**Aim of the task:**
Can you retype only the lines from the one with "Serialize everything readable" through the final line of the material, exactly as given?

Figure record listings
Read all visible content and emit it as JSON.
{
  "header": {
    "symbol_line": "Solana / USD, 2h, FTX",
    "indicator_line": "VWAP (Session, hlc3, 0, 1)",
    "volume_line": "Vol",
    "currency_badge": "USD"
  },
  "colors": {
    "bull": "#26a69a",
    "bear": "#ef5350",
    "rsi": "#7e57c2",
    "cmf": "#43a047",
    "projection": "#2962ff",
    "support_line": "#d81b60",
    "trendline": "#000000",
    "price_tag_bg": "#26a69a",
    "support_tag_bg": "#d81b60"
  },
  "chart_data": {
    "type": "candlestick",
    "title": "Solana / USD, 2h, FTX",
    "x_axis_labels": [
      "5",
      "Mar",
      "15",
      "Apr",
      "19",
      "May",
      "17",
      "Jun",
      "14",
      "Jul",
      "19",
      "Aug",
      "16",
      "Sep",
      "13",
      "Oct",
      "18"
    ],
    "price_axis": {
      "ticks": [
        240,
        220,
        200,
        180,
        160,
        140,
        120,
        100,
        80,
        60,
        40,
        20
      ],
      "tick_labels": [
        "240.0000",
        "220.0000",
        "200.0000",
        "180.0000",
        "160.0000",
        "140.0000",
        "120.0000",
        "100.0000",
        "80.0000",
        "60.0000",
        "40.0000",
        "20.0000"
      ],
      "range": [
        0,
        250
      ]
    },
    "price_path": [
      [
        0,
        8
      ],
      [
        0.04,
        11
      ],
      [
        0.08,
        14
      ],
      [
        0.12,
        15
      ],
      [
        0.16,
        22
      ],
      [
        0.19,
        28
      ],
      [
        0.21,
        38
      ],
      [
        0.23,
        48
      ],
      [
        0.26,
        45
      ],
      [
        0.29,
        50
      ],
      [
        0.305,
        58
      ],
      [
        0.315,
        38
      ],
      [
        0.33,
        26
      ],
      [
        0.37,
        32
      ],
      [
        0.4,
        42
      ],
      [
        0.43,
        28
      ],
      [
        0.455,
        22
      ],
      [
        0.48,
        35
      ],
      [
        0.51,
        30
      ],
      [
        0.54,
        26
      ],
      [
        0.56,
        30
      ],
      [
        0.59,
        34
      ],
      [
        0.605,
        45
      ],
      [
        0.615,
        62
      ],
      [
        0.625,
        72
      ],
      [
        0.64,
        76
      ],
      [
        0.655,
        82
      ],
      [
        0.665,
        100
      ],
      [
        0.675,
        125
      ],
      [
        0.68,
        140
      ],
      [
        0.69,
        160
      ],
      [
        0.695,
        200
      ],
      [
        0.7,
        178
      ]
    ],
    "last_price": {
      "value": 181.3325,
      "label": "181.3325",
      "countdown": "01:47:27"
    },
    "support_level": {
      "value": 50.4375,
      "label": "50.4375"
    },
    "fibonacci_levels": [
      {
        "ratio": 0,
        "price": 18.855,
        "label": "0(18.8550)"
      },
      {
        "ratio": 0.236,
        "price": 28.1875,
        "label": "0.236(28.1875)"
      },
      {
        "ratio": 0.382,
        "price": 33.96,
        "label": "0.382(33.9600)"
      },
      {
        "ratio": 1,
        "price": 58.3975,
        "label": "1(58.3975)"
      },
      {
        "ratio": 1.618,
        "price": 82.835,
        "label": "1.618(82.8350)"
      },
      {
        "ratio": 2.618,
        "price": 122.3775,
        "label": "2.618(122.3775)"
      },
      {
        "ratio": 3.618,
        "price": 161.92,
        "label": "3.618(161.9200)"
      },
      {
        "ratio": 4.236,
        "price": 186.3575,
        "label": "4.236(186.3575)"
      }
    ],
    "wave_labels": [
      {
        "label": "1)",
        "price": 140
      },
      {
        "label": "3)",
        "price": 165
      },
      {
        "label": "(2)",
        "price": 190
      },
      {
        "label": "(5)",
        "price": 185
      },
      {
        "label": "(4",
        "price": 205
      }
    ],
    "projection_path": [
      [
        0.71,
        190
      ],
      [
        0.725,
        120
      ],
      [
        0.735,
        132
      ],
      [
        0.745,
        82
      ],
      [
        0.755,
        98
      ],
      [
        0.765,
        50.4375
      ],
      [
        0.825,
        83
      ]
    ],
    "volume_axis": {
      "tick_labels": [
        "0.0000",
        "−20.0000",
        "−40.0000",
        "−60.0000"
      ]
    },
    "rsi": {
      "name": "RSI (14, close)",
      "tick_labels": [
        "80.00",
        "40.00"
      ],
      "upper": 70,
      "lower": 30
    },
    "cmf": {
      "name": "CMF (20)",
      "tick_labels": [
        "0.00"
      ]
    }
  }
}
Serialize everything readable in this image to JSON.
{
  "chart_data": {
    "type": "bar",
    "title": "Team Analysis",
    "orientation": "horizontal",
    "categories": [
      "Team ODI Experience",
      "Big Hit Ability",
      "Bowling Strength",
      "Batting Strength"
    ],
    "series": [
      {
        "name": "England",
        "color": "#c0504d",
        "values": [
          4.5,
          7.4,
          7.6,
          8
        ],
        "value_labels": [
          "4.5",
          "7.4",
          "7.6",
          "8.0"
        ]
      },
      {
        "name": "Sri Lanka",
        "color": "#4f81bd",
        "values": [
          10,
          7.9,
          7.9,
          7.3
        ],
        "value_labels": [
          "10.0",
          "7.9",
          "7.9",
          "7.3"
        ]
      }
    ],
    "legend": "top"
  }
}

**Output:**
Serialize everything readable in this image to JSON.
{
  "chart_data": {
    "type": "bar",
    "title": "Team Analysis",
    "orientation": "horizontal",
    "categories": [
      "Team ODI Experience",
      "Big Hit Ability",
      "Bowling Strength",
      "Batting Strength"
    ],
    "series": [
      {
        "name": "England",
        "color": "#c0504d",
        "values": [
          4.5,
          7.4,
          7.6,
          8
        ],
        "value_labels": [
          "4.5",
          "7.4",
          "7.6",
          "8.0"
        ]
      },
      {
        "name": "Sri Lanka",
        "color": "#4f81bd",
        "values": [
          10,
          7.9,
          7.9,
          7.3
        ],
        "value_labels": [
          "10.0",
          "7.9",
          "7.9",
          "7.3"
        ]
      }
    ],
    "legend": "top"
  }
}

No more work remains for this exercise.